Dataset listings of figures
────
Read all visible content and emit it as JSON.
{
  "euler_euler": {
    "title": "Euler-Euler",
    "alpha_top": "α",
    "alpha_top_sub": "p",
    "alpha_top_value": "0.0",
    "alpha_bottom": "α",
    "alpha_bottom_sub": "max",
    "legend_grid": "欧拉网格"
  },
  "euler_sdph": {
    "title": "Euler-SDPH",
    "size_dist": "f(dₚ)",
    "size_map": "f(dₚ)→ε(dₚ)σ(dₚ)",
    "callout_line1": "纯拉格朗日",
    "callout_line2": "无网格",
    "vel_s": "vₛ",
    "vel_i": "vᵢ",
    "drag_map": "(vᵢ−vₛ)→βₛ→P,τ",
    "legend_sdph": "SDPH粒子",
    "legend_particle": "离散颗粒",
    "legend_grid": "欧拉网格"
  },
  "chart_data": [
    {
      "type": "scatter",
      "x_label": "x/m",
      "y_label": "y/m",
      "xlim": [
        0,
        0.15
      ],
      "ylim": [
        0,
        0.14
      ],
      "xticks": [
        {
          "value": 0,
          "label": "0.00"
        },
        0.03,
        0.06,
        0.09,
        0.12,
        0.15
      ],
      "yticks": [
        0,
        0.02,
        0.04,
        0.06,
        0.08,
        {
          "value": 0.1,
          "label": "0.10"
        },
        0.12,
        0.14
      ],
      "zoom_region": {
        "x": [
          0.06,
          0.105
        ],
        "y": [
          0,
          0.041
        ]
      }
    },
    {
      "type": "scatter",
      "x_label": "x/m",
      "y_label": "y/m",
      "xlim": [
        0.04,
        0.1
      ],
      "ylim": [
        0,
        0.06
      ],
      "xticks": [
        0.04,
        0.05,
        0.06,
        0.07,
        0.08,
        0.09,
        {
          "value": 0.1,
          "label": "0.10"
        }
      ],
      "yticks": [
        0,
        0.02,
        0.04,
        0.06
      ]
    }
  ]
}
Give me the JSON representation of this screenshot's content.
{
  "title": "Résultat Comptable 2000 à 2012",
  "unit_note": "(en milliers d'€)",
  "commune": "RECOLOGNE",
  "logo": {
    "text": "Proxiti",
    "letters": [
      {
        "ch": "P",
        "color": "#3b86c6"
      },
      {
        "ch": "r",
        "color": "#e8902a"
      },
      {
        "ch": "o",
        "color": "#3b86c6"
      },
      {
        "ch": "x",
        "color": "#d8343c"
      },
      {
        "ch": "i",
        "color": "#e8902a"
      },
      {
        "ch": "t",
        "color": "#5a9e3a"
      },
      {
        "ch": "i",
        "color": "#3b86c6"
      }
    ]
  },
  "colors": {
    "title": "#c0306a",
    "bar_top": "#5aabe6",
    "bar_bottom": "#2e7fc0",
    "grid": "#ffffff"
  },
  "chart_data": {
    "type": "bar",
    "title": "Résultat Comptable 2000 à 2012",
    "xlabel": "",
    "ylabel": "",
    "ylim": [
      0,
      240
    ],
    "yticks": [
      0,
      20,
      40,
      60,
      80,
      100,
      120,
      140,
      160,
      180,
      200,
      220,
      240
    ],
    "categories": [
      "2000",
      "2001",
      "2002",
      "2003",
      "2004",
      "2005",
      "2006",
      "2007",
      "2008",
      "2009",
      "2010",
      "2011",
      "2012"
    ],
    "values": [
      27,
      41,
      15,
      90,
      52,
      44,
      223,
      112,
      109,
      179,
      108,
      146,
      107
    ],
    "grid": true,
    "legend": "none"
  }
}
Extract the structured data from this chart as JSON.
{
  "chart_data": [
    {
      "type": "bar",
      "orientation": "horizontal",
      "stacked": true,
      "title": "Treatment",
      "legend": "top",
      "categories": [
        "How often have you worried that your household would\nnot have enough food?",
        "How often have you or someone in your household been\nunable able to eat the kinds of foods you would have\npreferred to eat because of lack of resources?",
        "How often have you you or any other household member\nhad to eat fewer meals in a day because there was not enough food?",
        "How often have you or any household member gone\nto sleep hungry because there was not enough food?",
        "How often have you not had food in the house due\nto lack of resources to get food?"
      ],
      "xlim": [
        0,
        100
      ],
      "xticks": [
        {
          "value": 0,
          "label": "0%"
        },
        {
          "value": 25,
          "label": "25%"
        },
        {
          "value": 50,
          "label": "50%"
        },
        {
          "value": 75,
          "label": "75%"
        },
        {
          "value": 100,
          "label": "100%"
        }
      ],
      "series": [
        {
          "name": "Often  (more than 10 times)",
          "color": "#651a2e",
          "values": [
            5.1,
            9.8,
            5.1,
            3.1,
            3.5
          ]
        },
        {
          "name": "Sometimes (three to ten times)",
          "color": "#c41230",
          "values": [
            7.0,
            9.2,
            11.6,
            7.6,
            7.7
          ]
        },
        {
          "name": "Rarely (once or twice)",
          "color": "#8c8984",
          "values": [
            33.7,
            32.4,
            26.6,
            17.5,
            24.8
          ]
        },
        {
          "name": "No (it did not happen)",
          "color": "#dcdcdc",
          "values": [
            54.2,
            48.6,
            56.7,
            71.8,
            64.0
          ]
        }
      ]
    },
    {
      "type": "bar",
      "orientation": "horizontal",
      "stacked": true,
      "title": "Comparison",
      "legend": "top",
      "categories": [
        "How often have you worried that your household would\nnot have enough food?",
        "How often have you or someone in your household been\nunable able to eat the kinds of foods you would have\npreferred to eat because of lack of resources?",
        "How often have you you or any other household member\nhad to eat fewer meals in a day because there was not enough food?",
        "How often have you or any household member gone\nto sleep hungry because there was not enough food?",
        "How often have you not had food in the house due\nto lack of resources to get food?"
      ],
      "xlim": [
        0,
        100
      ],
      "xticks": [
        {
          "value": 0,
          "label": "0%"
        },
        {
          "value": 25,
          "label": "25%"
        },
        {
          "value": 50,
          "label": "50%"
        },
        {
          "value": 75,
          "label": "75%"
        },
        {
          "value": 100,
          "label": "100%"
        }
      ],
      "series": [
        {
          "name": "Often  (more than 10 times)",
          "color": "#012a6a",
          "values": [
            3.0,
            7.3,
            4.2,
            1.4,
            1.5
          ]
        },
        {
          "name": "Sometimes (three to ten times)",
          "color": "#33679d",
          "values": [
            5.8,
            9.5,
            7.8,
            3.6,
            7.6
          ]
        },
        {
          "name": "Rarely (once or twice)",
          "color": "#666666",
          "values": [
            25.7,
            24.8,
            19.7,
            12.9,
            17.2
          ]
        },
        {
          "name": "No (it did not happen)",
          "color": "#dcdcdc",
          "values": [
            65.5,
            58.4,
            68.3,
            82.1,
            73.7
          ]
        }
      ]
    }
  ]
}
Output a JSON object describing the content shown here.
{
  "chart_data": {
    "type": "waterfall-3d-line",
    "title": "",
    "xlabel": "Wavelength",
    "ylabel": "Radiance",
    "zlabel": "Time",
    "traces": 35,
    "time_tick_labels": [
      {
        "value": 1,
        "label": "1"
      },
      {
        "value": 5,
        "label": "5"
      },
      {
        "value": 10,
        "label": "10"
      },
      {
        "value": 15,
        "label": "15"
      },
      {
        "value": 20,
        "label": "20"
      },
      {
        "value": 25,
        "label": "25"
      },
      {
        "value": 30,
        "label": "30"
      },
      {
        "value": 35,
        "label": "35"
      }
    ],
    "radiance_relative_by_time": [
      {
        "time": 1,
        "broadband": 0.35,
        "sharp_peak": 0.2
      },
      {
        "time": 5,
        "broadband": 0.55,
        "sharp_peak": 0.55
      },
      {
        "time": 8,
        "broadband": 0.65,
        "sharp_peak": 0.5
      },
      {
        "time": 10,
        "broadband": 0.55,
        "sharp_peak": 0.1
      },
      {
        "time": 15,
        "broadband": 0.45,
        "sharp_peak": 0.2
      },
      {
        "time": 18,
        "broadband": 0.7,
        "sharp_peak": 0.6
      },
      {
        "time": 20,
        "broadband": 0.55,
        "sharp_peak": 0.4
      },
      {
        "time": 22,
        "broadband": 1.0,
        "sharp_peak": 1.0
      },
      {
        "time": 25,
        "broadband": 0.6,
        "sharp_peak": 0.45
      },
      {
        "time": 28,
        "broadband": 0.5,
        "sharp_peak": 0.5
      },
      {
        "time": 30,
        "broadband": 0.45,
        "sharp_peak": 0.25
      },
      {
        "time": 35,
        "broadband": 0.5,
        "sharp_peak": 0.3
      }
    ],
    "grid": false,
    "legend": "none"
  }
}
────
Task details:
Copy out every line of the listing that contains the string "Comptable".

Solution to this task:
  "title": "Résultat Comptable 2000 à 2012",
    "title": "Résultat Comptable 2000 à 2012",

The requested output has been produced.